Stored items from a collection
________
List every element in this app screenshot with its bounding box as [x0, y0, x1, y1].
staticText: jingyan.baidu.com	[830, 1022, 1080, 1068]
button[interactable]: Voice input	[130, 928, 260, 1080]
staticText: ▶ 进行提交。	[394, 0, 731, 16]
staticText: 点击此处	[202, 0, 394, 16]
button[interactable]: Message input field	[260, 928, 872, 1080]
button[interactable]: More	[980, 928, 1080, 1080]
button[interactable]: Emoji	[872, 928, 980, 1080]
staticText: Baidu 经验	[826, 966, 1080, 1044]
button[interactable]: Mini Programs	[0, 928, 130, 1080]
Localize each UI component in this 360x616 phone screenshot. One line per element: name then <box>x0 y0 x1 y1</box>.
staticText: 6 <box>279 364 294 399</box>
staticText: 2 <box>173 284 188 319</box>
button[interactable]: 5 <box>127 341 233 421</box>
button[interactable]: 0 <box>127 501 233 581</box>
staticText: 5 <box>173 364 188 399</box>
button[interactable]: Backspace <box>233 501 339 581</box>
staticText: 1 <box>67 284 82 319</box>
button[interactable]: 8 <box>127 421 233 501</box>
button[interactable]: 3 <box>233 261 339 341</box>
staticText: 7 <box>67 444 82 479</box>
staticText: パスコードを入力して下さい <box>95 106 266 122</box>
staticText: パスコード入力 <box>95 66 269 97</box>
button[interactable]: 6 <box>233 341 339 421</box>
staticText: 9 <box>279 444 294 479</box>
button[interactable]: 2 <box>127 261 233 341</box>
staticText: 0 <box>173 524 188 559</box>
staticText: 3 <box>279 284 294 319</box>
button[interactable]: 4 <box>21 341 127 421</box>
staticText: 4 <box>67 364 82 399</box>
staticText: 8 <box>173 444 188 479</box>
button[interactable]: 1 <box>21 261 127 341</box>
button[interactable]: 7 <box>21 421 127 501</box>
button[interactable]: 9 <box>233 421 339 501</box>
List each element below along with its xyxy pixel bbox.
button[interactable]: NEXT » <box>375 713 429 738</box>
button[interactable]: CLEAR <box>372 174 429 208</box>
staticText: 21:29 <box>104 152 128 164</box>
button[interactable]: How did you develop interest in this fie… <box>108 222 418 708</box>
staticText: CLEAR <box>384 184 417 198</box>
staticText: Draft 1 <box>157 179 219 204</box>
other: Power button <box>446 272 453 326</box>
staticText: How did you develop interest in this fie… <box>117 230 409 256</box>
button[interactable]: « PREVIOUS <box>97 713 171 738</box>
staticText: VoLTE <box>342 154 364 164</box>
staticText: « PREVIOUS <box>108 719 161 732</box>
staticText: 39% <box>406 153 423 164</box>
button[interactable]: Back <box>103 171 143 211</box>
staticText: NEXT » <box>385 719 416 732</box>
________
Goal =>
Write out the lines above word for word, everything from the start of the lines down to the line containing "928, 130, 1080]", including that line.

Response for this exercise =>
List every element in this app screenshot with its bounding box as [x0, y0, x1, y1].
staticText: jingyan.baidu.com	[830, 1022, 1080, 1068]
button[interactable]: Voice input	[130, 928, 260, 1080]
staticText: ▶ 进行提交。	[394, 0, 731, 16]
staticText: 点击此处	[202, 0, 394, 16]
button[interactable]: Message input field	[260, 928, 872, 1080]
button[interactable]: More	[980, 928, 1080, 1080]
button[interactable]: Emoji	[872, 928, 980, 1080]
staticText: Baidu 经验	[826, 966, 1080, 1044]
button[interactable]: Mini Programs	[0, 928, 130, 1080]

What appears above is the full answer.